■ **Short problem**: Return the number of lines that include the string "characteristic", without any other text.

(Records from a collection of figures)
↓↓↓
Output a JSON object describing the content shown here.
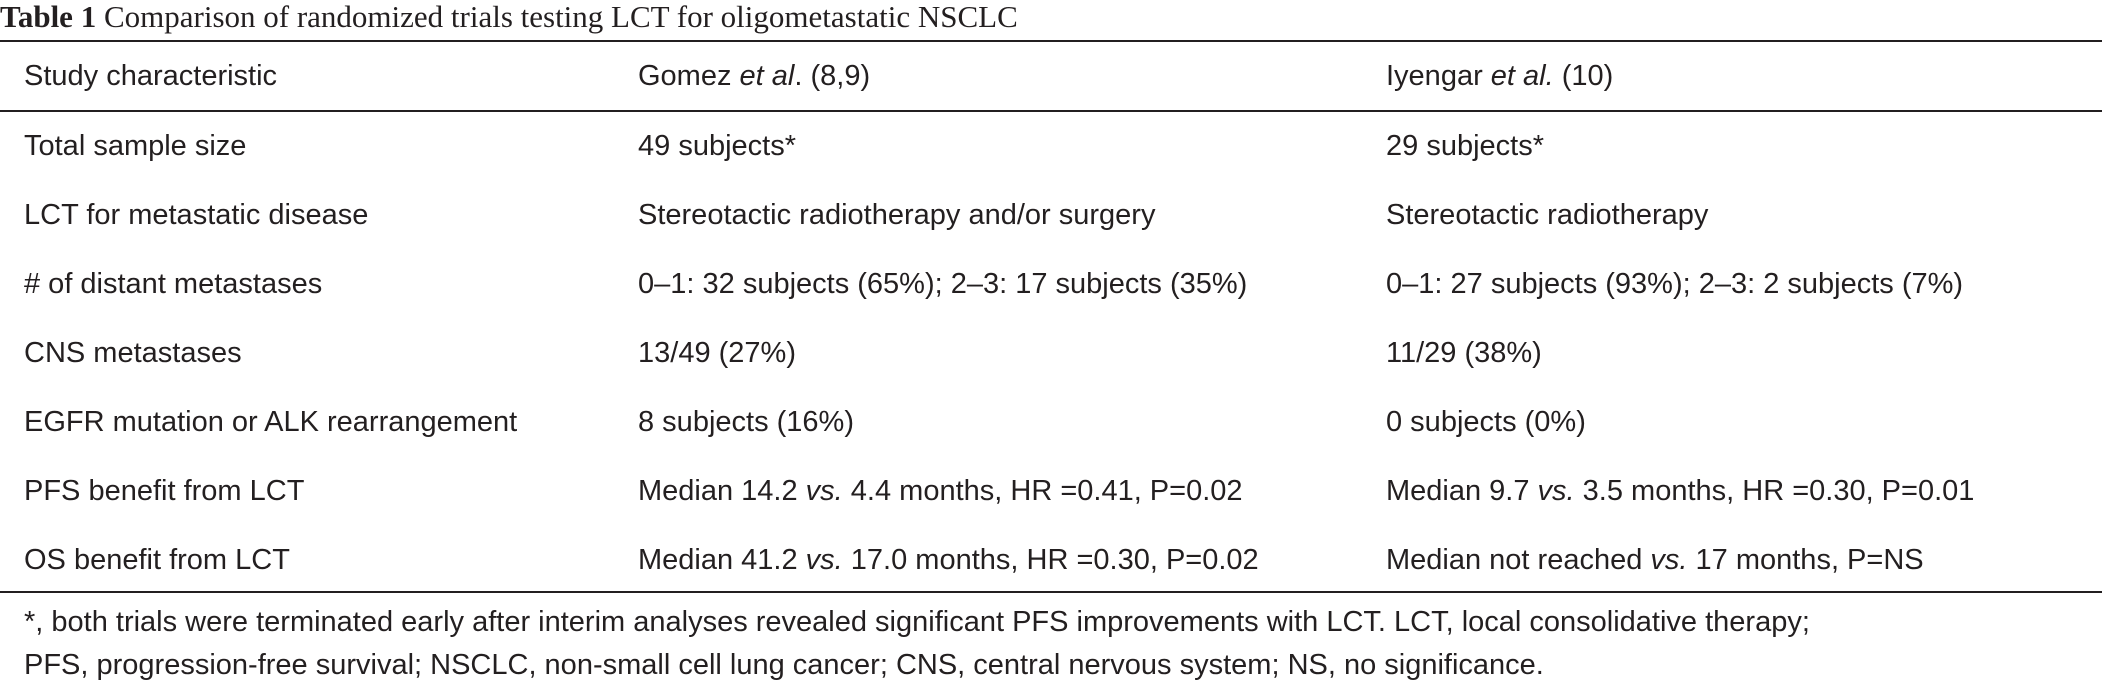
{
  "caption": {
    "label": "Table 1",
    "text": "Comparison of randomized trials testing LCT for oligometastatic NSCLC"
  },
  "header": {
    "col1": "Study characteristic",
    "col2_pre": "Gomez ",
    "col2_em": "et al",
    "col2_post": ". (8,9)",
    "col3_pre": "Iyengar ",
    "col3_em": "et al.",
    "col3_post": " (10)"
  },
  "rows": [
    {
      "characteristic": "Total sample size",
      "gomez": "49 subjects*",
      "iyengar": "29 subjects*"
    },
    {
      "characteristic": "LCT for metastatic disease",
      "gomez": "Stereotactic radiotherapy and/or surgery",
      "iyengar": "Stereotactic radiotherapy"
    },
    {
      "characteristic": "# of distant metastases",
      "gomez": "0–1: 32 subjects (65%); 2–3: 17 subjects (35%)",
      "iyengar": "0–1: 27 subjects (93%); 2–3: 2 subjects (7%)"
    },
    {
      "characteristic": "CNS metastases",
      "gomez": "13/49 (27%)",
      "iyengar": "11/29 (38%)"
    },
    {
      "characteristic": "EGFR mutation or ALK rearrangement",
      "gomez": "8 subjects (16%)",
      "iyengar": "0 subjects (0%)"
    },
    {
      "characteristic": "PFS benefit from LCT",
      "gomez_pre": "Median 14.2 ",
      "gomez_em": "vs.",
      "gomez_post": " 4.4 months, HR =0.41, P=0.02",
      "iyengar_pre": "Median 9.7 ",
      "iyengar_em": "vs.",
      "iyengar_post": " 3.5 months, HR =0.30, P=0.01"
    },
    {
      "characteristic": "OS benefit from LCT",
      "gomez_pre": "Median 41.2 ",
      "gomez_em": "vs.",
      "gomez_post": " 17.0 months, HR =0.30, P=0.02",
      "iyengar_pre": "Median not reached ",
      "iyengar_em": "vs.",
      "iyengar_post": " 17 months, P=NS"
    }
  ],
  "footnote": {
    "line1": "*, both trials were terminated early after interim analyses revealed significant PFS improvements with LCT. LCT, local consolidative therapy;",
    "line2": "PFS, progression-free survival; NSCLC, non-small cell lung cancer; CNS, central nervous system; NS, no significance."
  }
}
↑↑↑
■ **Solution to the problem**: 8